Records about charts and figures:

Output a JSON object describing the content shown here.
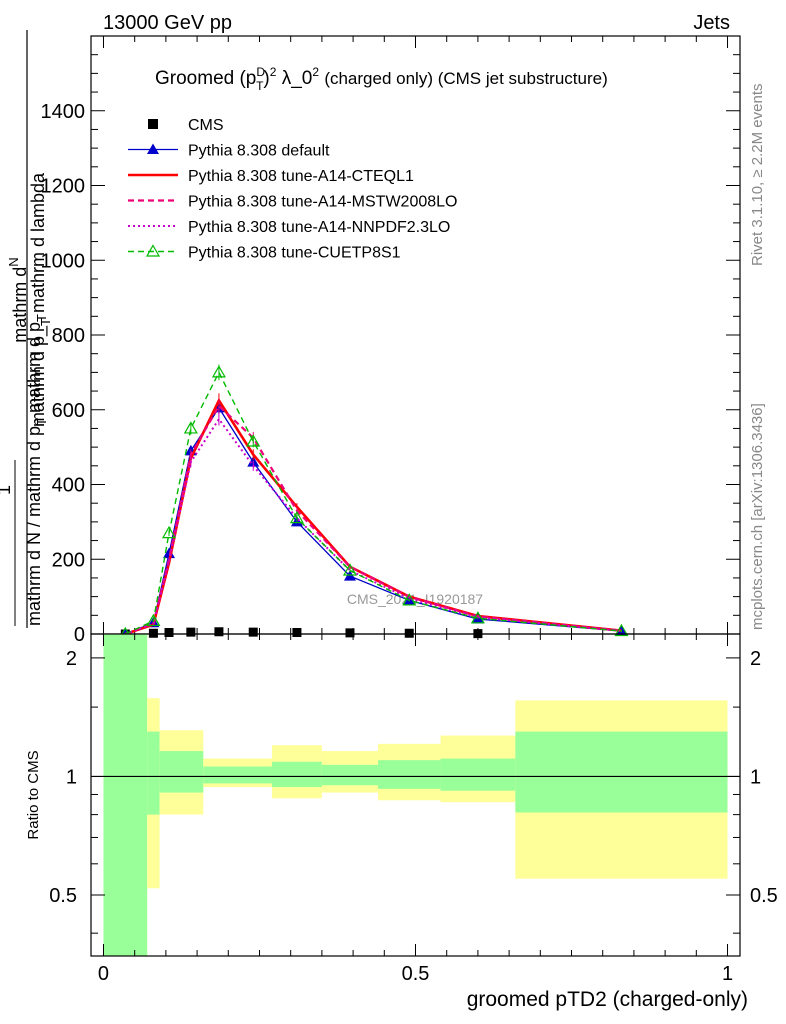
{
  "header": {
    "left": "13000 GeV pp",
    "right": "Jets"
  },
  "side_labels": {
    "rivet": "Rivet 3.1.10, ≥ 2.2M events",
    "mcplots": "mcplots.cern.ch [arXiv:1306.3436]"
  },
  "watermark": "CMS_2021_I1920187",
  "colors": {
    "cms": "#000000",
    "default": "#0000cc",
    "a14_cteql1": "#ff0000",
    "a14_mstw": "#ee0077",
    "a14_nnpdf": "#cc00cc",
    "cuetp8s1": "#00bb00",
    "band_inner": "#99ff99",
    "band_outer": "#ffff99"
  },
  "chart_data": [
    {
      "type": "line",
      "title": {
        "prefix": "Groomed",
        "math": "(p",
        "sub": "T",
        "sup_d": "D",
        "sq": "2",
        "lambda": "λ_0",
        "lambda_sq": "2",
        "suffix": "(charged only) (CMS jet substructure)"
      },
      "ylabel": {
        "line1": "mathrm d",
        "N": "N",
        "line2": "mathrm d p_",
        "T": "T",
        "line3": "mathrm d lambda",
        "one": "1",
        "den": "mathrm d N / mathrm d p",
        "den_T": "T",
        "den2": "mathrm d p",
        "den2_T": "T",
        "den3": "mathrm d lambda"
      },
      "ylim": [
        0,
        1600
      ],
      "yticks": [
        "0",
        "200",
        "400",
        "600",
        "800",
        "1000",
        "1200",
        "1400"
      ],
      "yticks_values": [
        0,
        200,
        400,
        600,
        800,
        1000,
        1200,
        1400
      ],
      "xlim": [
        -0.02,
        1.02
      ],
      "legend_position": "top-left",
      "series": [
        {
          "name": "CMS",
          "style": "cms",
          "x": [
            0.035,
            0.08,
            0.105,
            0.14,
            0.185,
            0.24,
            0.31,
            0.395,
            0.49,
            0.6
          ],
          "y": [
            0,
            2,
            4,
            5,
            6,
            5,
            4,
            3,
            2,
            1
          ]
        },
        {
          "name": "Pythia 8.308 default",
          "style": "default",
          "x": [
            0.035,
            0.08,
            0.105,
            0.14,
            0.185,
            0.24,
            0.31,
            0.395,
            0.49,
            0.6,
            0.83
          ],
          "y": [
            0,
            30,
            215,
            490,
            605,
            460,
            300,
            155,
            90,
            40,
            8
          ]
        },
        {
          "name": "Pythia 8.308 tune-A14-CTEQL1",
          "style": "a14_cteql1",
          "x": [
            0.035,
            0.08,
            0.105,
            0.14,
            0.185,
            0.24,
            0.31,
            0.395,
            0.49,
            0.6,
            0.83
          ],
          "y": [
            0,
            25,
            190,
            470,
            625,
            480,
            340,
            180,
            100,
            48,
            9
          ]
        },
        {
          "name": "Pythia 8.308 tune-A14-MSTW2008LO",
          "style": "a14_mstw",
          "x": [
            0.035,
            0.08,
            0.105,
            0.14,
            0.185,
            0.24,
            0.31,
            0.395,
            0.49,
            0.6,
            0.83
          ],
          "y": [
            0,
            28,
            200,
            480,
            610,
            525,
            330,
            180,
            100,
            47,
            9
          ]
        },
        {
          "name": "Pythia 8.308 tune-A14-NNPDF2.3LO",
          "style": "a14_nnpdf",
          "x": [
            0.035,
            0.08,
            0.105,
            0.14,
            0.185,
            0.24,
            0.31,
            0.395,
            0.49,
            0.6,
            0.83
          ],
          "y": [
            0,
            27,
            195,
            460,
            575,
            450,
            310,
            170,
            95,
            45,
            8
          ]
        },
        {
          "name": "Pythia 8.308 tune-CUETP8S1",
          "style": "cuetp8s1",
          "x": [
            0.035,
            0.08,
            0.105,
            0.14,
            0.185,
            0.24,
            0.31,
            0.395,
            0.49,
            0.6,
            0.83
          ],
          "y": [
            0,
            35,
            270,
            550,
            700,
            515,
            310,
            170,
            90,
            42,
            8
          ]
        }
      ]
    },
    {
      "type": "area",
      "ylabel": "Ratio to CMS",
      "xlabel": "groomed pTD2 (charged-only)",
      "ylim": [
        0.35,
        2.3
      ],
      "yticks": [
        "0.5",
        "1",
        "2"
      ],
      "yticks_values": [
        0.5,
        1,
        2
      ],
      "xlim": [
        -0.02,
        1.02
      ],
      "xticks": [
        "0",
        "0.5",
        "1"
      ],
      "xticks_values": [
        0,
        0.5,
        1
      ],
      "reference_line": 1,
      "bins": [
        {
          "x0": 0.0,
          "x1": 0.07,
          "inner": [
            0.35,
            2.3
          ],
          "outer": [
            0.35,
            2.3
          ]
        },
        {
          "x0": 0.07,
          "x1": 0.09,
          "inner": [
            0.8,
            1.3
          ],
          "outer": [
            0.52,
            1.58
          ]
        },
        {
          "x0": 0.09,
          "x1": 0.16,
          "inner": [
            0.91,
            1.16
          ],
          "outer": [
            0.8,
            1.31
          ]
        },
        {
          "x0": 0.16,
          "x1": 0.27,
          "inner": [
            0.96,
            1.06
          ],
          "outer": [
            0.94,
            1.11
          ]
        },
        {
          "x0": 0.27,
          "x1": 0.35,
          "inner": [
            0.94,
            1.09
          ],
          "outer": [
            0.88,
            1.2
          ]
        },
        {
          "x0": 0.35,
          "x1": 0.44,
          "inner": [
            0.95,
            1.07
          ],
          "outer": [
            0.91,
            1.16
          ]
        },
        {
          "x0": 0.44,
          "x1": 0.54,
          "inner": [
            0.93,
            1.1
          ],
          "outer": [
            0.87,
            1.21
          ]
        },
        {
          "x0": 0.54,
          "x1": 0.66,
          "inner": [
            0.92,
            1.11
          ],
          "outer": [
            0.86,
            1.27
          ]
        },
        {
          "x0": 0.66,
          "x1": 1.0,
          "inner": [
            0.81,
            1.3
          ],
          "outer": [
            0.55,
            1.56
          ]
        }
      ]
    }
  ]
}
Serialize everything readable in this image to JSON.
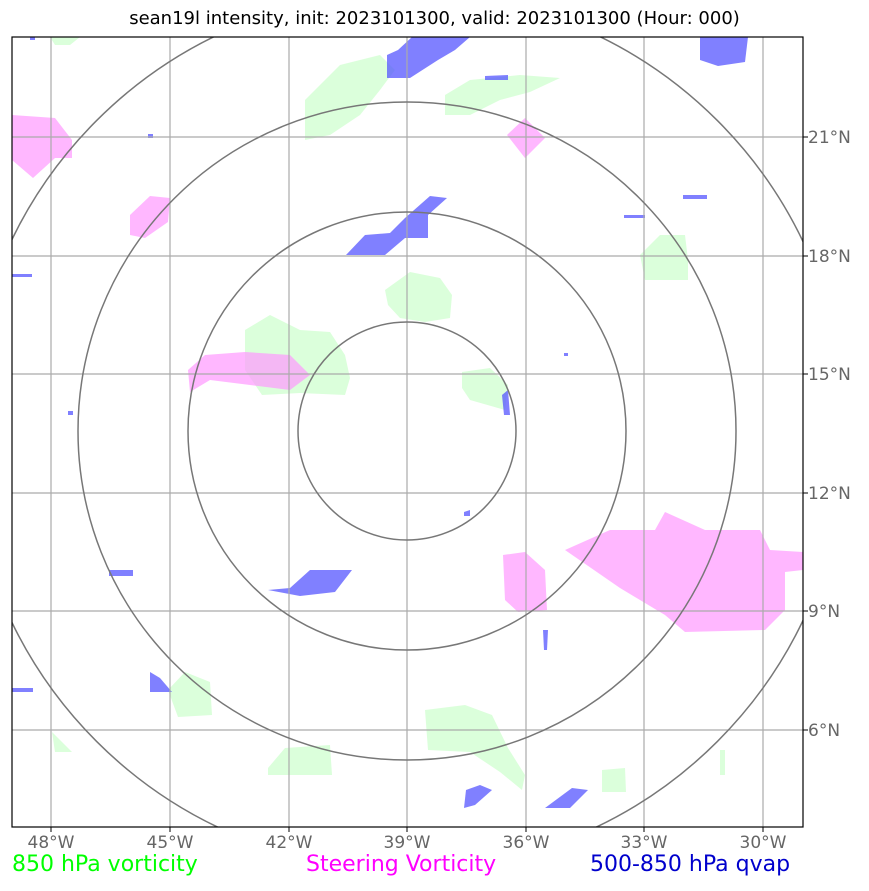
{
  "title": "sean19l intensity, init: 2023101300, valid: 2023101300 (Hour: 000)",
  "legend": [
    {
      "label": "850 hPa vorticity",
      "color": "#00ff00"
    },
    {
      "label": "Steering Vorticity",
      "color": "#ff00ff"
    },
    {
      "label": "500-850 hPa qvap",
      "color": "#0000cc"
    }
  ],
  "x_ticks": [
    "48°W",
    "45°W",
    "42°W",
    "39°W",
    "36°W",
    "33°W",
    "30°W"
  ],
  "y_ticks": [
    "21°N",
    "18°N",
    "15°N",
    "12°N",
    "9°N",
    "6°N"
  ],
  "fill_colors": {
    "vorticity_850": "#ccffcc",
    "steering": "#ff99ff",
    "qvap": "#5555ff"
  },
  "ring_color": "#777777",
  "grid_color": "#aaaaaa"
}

__What you are asked to do__. Leave out the pictures and copy everything else in the records word for word.

__Reply to the exercise__.
Output a JSON object describing the content shown here.
{
  "header": {
    "left": "13000 GeV pp",
    "right": "Jets"
  },
  "side_labels": {
    "rivet": "Rivet 3.1.10, ≥ 2.2M events",
    "mcplots": "mcplots.cern.ch [arXiv:1306.3436]"
  },
  "watermark": "CMS_2021_I1920187",
  "colors": {
    "cms": "#000000",
    "default": "#0000cc",
    "a14_cteql1": "#ff0000",
    "a14_mstw": "#ee0077",
    "a14_nnpdf": "#cc00cc",
    "cuetp8s1": "#00bb00",
    "band_inner": "#99ff99",
    "band_outer": "#ffff99"
  },
  "chart_data": [
    {
      "type": "line",
      "title": {
        "prefix": "Groomed",
        "math": "(p",
        "sub": "T",
        "sup_d": "D",
        "sq": "2",
        "lambda": "λ_0",
        "lambda_sq": "2",
        "suffix": "(charged only) (CMS jet substructure)"
      },
      "ylabel": {
        "line1": "mathrm d",
        "N": "N",
        "line2": "mathrm d p_",
        "T": "T",
        "line3": "mathrm d lambda",
        "one": "1",
        "den": "mathrm d N / mathrm d p",
        "den_T": "T",
        "den2": "mathrm d p",
        "den2_T": "T",
        "den3": "mathrm d lambda"
      },
      "ylim": [
        0,
        1600
      ],
      "yticks": [
        "0",
        "200",
        "400",
        "600",
        "800",
        "1000",
        "1200",
        "1400"
      ],
      "yticks_values": [
        0,
        200,
        400,
        600,
        800,
        1000,
        1200,
        1400
      ],
      "xlim": [
        -0.02,
        1.02
      ],
      "legend_position": "top-left",
      "series": [
        {
          "name": "CMS",
          "style": "cms",
          "x": [
            0.035,
            0.08,
            0.105,
            0.14,
            0.185,
            0.24,
            0.31,
            0.395,
            0.49,
            0.6
          ],
          "y": [
            0,
            2,
            4,
            5,
            6,
            5,
            4,
            3,
            2,
            1
          ]
        },
        {
          "name": "Pythia 8.308 default",
          "style": "default",
          "x": [
            0.035,
            0.08,
            0.105,
            0.14,
            0.185,
            0.24,
            0.31,
            0.395,
            0.49,
            0.6,
            0.83
          ],
          "y": [
            0,
            30,
            215,
            490,
            605,
            460,
            300,
            155,
            90,
            40,
            8
          ]
        },
        {
          "name": "Pythia 8.308 tune-A14-CTEQL1",
          "style": "a14_cteql1",
          "x": [
            0.035,
            0.08,
            0.105,
            0.14,
            0.185,
            0.24,
            0.31,
            0.395,
            0.49,
            0.6,
            0.83
          ],
          "y": [
            0,
            25,
            190,
            470,
            625,
            480,
            340,
            180,
            100,
            48,
            9
          ]
        },
        {
          "name": "Pythia 8.308 tune-A14-MSTW2008LO",
          "style": "a14_mstw",
          "x": [
            0.035,
            0.08,
            0.105,
            0.14,
            0.185,
            0.24,
            0.31,
            0.395,
            0.49,
            0.6,
            0.83
          ],
          "y": [
            0,
            28,
            200,
            480,
            610,
            525,
            330,
            180,
            100,
            47,
            9
          ]
        },
        {
          "name": "Pythia 8.308 tune-A14-NNPDF2.3LO",
          "style": "a14_nnpdf",
          "x": [
            0.035,
            0.08,
            0.105,
            0.14,
            0.185,
            0.24,
            0.31,
            0.395,
            0.49,
            0.6,
            0.83
          ],
          "y": [
            0,
            27,
            195,
            460,
            575,
            450,
            310,
            170,
            95,
            45,
            8
          ]
        },
        {
          "name": "Pythia 8.308 tune-CUETP8S1",
          "style": "cuetp8s1",
          "x": [
            0.035,
            0.08,
            0.105,
            0.14,
            0.185,
            0.24,
            0.31,
            0.395,
            0.49,
            0.6,
            0.83
          ],
          "y": [
            0,
            35,
            270,
            550,
            700,
            515,
            310,
            170,
            90,
            42,
            8
          ]
        }
      ]
    },
    {
      "type": "area",
      "ylabel": "Ratio to CMS",
      "xlabel": "groomed pTD2 (charged-only)",
      "ylim": [
        0.35,
        2.3
      ],
      "yticks": [
        "0.5",
        "1",
        "2"
      ],
      "yticks_values": [
        0.5,
        1,
        2
      ],
      "xlim": [
        -0.02,
        1.02
      ],
      "xticks": [
        "0",
        "0.5",
        "1"
      ],
      "xticks_values": [
        0,
        0.5,
        1
      ],
      "reference_line": 1,
      "bins": [
        {
          "x0": 0.0,
          "x1": 0.07,
          "inner": [
            0.35,
            2.3
          ],
          "outer": [
            0.35,
            2.3
          ]
        },
        {
          "x0": 0.07,
          "x1": 0.09,
          "inner": [
            0.8,
            1.3
          ],
          "outer": [
            0.52,
            1.58
          ]
        },
        {
          "x0": 0.09,
          "x1": 0.16,
          "inner": [
            0.91,
            1.16
          ],
          "outer": [
            0.8,
            1.31
          ]
        },
        {
          "x0": 0.16,
          "x1": 0.27,
          "inner": [
            0.96,
            1.06
          ],
          "outer": [
            0.94,
            1.11
          ]
        },
        {
          "x0": 0.27,
          "x1": 0.35,
          "inner": [
            0.94,
            1.09
          ],
          "outer": [
            0.88,
            1.2
          ]
        },
        {
          "x0": 0.35,
          "x1": 0.44,
          "inner": [
            0.95,
            1.07
          ],
          "outer": [
            0.91,
            1.16
          ]
        },
        {
          "x0": 0.44,
          "x1": 0.54,
          "inner": [
            0.93,
            1.1
          ],
          "outer": [
            0.87,
            1.21
          ]
        },
        {
          "x0": 0.54,
          "x1": 0.66,
          "inner": [
            0.92,
            1.11
          ],
          "outer": [
            0.86,
            1.27
          ]
        },
        {
          "x0": 0.66,
          "x1": 1.0,
          "inner": [
            0.81,
            1.3
          ],
          "outer": [
            0.55,
            1.56
          ]
        }
      ]
    }
  ]
}
Serialize everything readable in this image to JSON.
{
  "title": "sean19l intensity, init: 2023101300, valid: 2023101300 (Hour: 000)",
  "legend": [
    {
      "label": "850 hPa vorticity",
      "color": "#00ff00"
    },
    {
      "label": "Steering Vorticity",
      "color": "#ff00ff"
    },
    {
      "label": "500-850 hPa qvap",
      "color": "#0000cc"
    }
  ],
  "x_ticks": [
    "48°W",
    "45°W",
    "42°W",
    "39°W",
    "36°W",
    "33°W",
    "30°W"
  ],
  "y_ticks": [
    "21°N",
    "18°N",
    "15°N",
    "12°N",
    "9°N",
    "6°N"
  ],
  "fill_colors": {
    "vorticity_850": "#ccffcc",
    "steering": "#ff99ff",
    "qvap": "#5555ff"
  },
  "ring_color": "#777777",
  "grid_color": "#aaaaaa"
}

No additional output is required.